# [To do]
Can you transcribe every entry word for word, skipping the images?

---------- Records shown

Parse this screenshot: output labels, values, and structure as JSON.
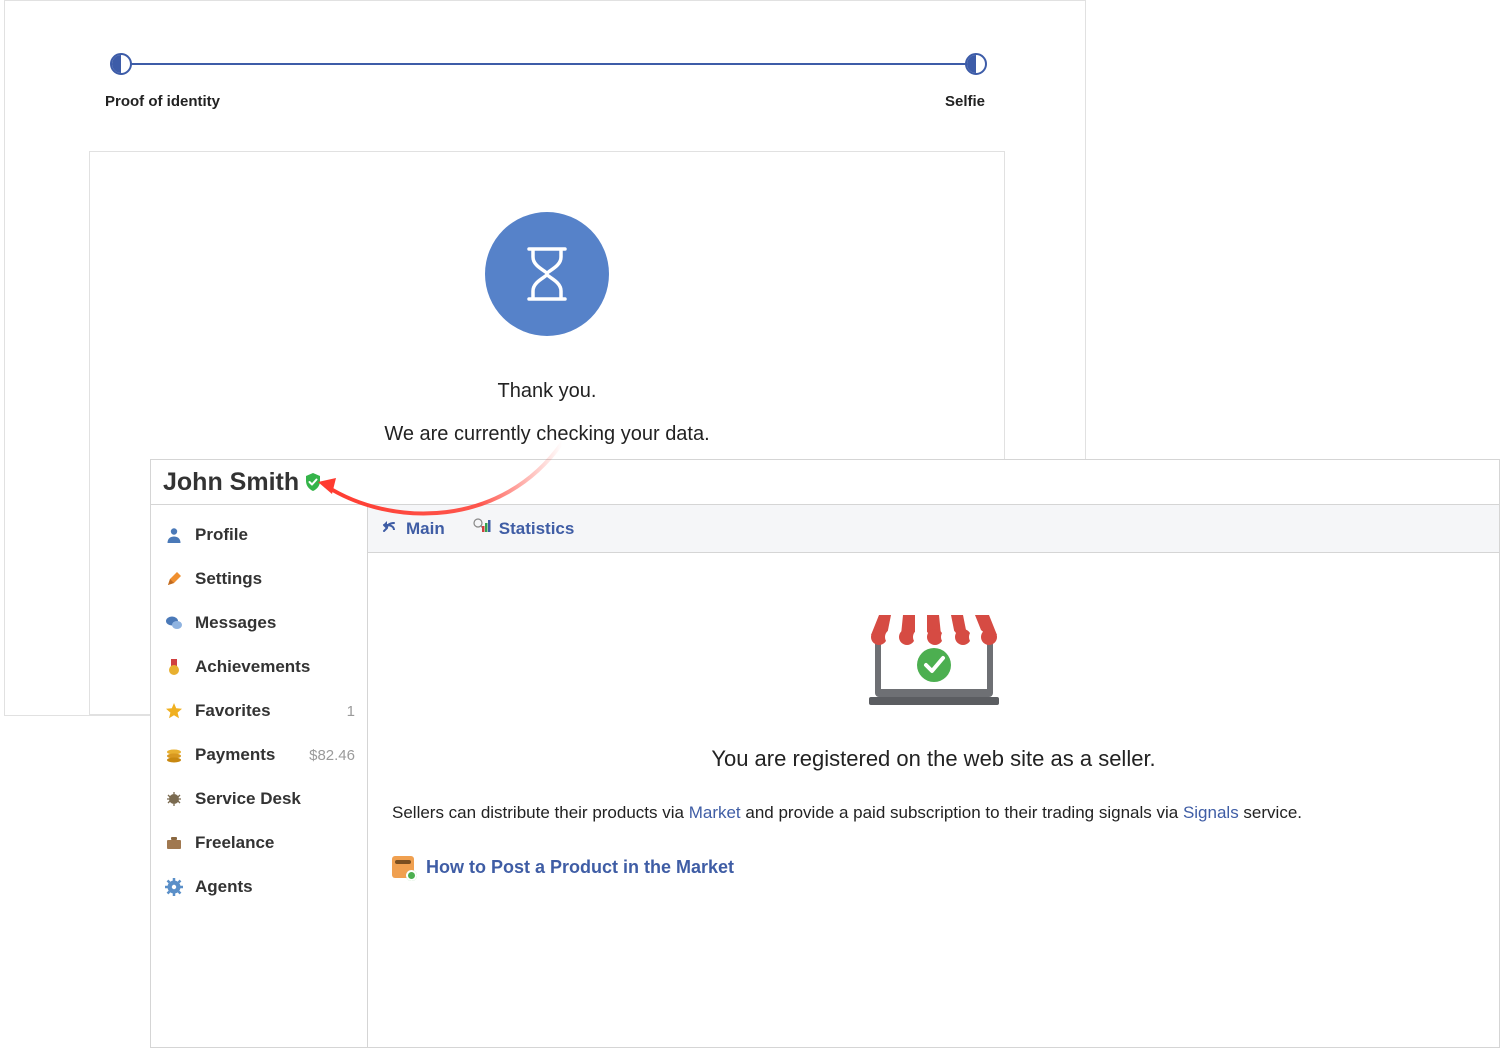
{
  "stepper": {
    "step1_label": "Proof of identity",
    "step2_label": "Selfie"
  },
  "pending": {
    "line1": "Thank you.",
    "line2": "We are currently checking your data."
  },
  "profile": {
    "username": "John Smith"
  },
  "sidebar": {
    "items": [
      {
        "label": "Profile",
        "badge": ""
      },
      {
        "label": "Settings",
        "badge": ""
      },
      {
        "label": "Messages",
        "badge": ""
      },
      {
        "label": "Achievements",
        "badge": ""
      },
      {
        "label": "Favorites",
        "badge": "1"
      },
      {
        "label": "Payments",
        "badge": "$82.46"
      },
      {
        "label": "Service Desk",
        "badge": ""
      },
      {
        "label": "Freelance",
        "badge": ""
      },
      {
        "label": "Agents",
        "badge": ""
      }
    ]
  },
  "tabs": {
    "main": "Main",
    "stats": "Statistics"
  },
  "main": {
    "heading": "You are registered on the web site as a seller.",
    "desc_prefix": "Sellers can distribute their products via ",
    "market_link": "Market",
    "desc_mid": " and provide a paid subscription to their trading signals via ",
    "signals_link": "Signals",
    "desc_suffix": " service.",
    "howto": "How to Post a Product in the Market"
  }
}
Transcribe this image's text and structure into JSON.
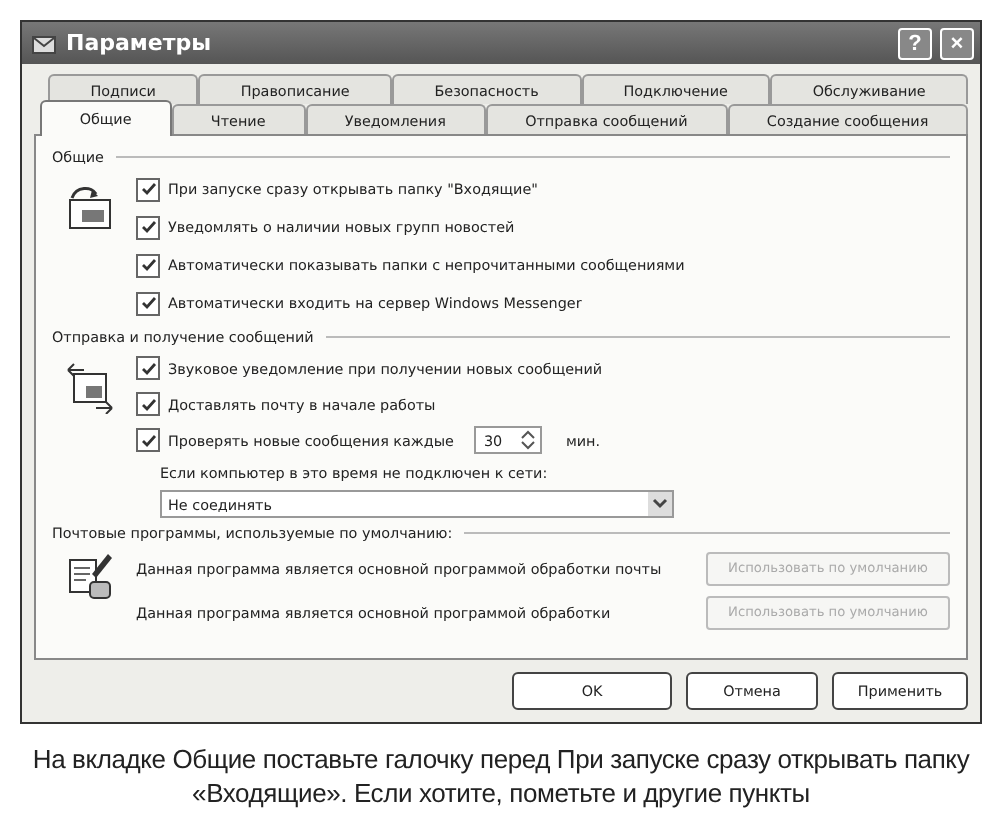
{
  "window": {
    "title": "Параметры",
    "buttons": [
      "?",
      "×"
    ]
  },
  "tab_rows": [
    {
      "tabs": [
        {
          "label": "Подписи",
          "selected": false
        },
        {
          "label": "Правописание",
          "selected": false
        },
        {
          "label": "Безопасность",
          "selected": false
        },
        {
          "label": "Подключение",
          "selected": false
        },
        {
          "label": "Обслуживание",
          "selected": false
        }
      ]
    },
    {
      "tabs": [
        {
          "label": "Общие",
          "selected": true
        },
        {
          "label": "Чтение",
          "selected": false
        },
        {
          "label": "Уведомления",
          "selected": false
        },
        {
          "label": "Отправка сообщений",
          "selected": false
        },
        {
          "label": "Создание сообщения",
          "selected": false
        }
      ]
    }
  ],
  "general": {
    "title": "Общие",
    "items": [
      {
        "label": "При запуске сразу открывать папку \"Входящие\"",
        "checked": true
      },
      {
        "label": "Уведомлять о наличии новых групп новостей",
        "checked": true
      },
      {
        "label": "Автоматически показывать папки с непрочитанными сообщениями",
        "checked": true
      },
      {
        "label": "Автоматически входить на сервер Windows Messenger",
        "checked": true
      }
    ]
  },
  "send_receive": {
    "title": "Отправка и получение сообщений",
    "items": [
      {
        "kind": "check",
        "label": "Звуковое уведомление при получении новых сообщений",
        "checked": true
      },
      {
        "kind": "check",
        "label": "Доставлять почту в начале работы",
        "checked": true
      },
      {
        "kind": "interval",
        "label": "Проверять новые сообщения каждые",
        "checked": true,
        "value": "30",
        "unit": "мин."
      }
    ],
    "offline_label": "Если компьютер в это время не подключен к сети:",
    "offline_value": "Не соединять"
  },
  "defaults": {
    "title": "Почтовые программы, используемые по умолчанию:",
    "rows": [
      {
        "text": "Данная программа является основной программой обработки почты",
        "button": "Использовать по умолчанию",
        "disabled": true
      },
      {
        "text": "Данная программа является основной программой обработки",
        "button": "Использовать по умолчанию",
        "disabled": true
      }
    ]
  },
  "buttons": [
    {
      "label": "OK"
    },
    {
      "label": "Отмена"
    },
    {
      "label": "Применить"
    }
  ],
  "caption": "На вкладке Общие поставьте галочку перед При запуске сразу открывать папку «Входящие». Если хотите, пометьте и другие пункты"
}
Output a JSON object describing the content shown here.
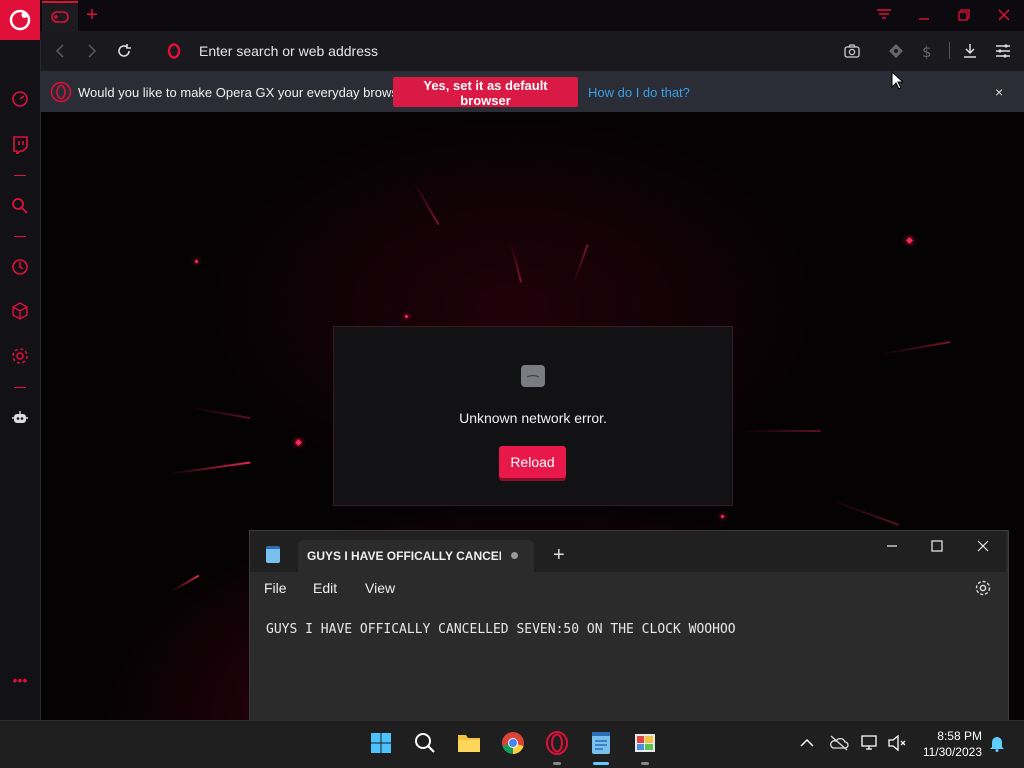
{
  "browser": {
    "address_placeholder": "Enter search or web address"
  },
  "default_bar": {
    "question": "Would you like to make Opera GX your everyday browser?",
    "yes_button": "Yes, set it as default browser",
    "how_link": "How do I do that?",
    "close": "×"
  },
  "error": {
    "message": "Unknown network error.",
    "reload_button": "Reload"
  },
  "notepad": {
    "tab_title": "GUYS I HAVE OFFICALLY CANCELLE",
    "new_tab": "+",
    "menu": [
      "File",
      "Edit",
      "View"
    ],
    "content": "GUYS I HAVE OFFICALLY CANCELLED SEVEN:50 ON THE CLOCK WOOHOO",
    "win_minimize": "—",
    "win_close": "✕"
  },
  "taskbar": {
    "time": "8:58 PM",
    "date": "11/30/2023"
  },
  "colors": {
    "accent": "#e0103a",
    "reload": "#e8194a",
    "link": "#3aa0e8"
  }
}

--------------------

# [Written solution]
Parse this screenshot: output labels, values, and structure as JSON.
{
  "stepper": {
    "step1_label": "Proof of identity",
    "step2_label": "Selfie"
  },
  "pending": {
    "line1": "Thank you.",
    "line2": "We are currently checking your data."
  },
  "profile": {
    "username": "John Smith"
  },
  "sidebar": {
    "items": [
      {
        "label": "Profile",
        "badge": ""
      },
      {
        "label": "Settings",
        "badge": ""
      },
      {
        "label": "Messages",
        "badge": ""
      },
      {
        "label": "Achievements",
        "badge": ""
      },
      {
        "label": "Favorites",
        "badge": "1"
      },
      {
        "label": "Payments",
        "badge": "$82.46"
      },
      {
        "label": "Service Desk",
        "badge": ""
      },
      {
        "label": "Freelance",
        "badge": ""
      },
      {
        "label": "Agents",
        "badge": ""
      }
    ]
  },
  "tabs": {
    "main": "Main",
    "stats": "Statistics"
  },
  "main": {
    "heading": "You are registered on the web site as a seller.",
    "desc_prefix": "Sellers can distribute their products via ",
    "market_link": "Market",
    "desc_mid": " and provide a paid subscription to their trading signals via ",
    "signals_link": "Signals",
    "desc_suffix": " service.",
    "howto": "How to Post a Product in the Market"
  }
}
Transcribe this image's text and structure into JSON.
{
  "window": {
    "title": "Параметры",
    "buttons": [
      "?",
      "×"
    ]
  },
  "tab_rows": [
    {
      "tabs": [
        {
          "label": "Подписи",
          "selected": false
        },
        {
          "label": "Правописание",
          "selected": false
        },
        {
          "label": "Безопасность",
          "selected": false
        },
        {
          "label": "Подключение",
          "selected": false
        },
        {
          "label": "Обслуживание",
          "selected": false
        }
      ]
    },
    {
      "tabs": [
        {
          "label": "Общие",
          "selected": true
        },
        {
          "label": "Чтение",
          "selected": false
        },
        {
          "label": "Уведомления",
          "selected": false
        },
        {
          "label": "Отправка сообщений",
          "selected": false
        },
        {
          "label": "Создание сообщения",
          "selected": false
        }
      ]
    }
  ],
  "general": {
    "title": "Общие",
    "items": [
      {
        "label": "При запуске сразу открывать папку \"Входящие\"",
        "checked": true
      },
      {
        "label": "Уведомлять о наличии новых групп новостей",
        "checked": true
      },
      {
        "label": "Автоматически показывать папки с непрочитанными сообщениями",
        "checked": true
      },
      {
        "label": "Автоматически входить на сервер Windows Messenger",
        "checked": true
      }
    ]
  },
  "send_receive": {
    "title": "Отправка и получение сообщений",
    "items": [
      {
        "kind": "check",
        "label": "Звуковое уведомление при получении новых сообщений",
        "checked": true
      },
      {
        "kind": "check",
        "label": "Доставлять почту в начале работы",
        "checked": true
      },
      {
        "kind": "interval",
        "label": "Проверять новые сообщения каждые",
        "checked": true,
        "value": "30",
        "unit": "мин."
      }
    ],
    "offline_label": "Если компьютер в это время не подключен к сети:",
    "offline_value": "Не соединять"
  },
  "defaults": {
    "title": "Почтовые программы, используемые по умолчанию:",
    "rows": [
      {
        "text": "Данная программа является основной программой обработки почты",
        "button": "Использовать по умолчанию",
        "disabled": true
      },
      {
        "text": "Данная программа является основной программой обработки",
        "button": "Использовать по умолчанию",
        "disabled": true
      }
    ]
  },
  "buttons": [
    {
      "label": "OK"
    },
    {
      "label": "Отмена"
    },
    {
      "label": "Применить"
    }
  ],
  "caption": "На вкладке Общие поставьте галочку перед При запуске сразу открывать папку «Входящие». Если хотите, пометьте и другие пункты"
}
Output a JSON object describing the content shown here.
{
  "browser": {
    "address_placeholder": "Enter search or web address"
  },
  "default_bar": {
    "question": "Would you like to make Opera GX your everyday browser?",
    "yes_button": "Yes, set it as default browser",
    "how_link": "How do I do that?",
    "close": "×"
  },
  "error": {
    "message": "Unknown network error.",
    "reload_button": "Reload"
  },
  "notepad": {
    "tab_title": "GUYS I HAVE OFFICALLY CANCELLE",
    "new_tab": "+",
    "menu": [
      "File",
      "Edit",
      "View"
    ],
    "content": "GUYS I HAVE OFFICALLY CANCELLED SEVEN:50 ON THE CLOCK WOOHOO",
    "win_minimize": "—",
    "win_close": "✕"
  },
  "taskbar": {
    "time": "8:58 PM",
    "date": "11/30/2023"
  },
  "colors": {
    "accent": "#e0103a",
    "reload": "#e8194a",
    "link": "#3aa0e8"
  }
}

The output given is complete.